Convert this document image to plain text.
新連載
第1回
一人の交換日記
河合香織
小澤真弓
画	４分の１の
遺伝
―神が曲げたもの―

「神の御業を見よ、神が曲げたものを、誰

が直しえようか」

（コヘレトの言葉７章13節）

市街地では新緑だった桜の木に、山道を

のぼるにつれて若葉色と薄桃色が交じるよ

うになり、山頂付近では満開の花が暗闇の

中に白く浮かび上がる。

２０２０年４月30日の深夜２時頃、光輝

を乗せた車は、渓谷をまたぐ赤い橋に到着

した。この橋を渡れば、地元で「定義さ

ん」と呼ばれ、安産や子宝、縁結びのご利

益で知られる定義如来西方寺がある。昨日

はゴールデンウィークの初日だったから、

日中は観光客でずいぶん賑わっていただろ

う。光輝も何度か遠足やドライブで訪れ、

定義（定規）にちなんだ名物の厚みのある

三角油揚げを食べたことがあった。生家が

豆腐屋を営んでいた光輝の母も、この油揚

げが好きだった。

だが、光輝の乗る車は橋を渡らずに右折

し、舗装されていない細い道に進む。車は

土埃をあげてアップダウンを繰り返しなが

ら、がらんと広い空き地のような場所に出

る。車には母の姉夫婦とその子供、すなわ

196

__What is needed__.
Make an exact copy of every line in the data.

__Response__.
Convert this document image to plain text.
新連載
第1回
一人の交換日記
河合香織
小澤真弓
画	４分の１の
遺伝
―神が曲げたもの―

「神の御業を見よ、神が曲げたものを、誰

が直しえようか」

（コヘレトの言葉７章13節）

市街地では新緑だった桜の木に、山道を

のぼるにつれて若葉色と薄桃色が交じるよ

うになり、山頂付近では満開の花が暗闇の

中に白く浮かび上がる。

２０２０年４月30日の深夜２時頃、光輝

を乗せた車は、渓谷をまたぐ赤い橋に到着

した。この橋を渡れば、地元で「定義さ

ん」と呼ばれ、安産や子宝、縁結びのご利

益で知られる定義如来西方寺がある。昨日

はゴールデンウィークの初日だったから、

日中は観光客でずいぶん賑わっていただろ

う。光輝も何度か遠足やドライブで訪れ、

定義（定規）にちなんだ名物の厚みのある

三角油揚げを食べたことがあった。生家が

豆腐屋を営んでいた光輝の母も、この油揚

げが好きだった。

だが、光輝の乗る車は橋を渡らずに右折

し、舗装されていない細い道に進む。車は

土埃をあげてアップダウンを繰り返しなが

ら、がらんと広い空き地のような場所に出

る。車には母の姉夫婦とその子供、すなわ

196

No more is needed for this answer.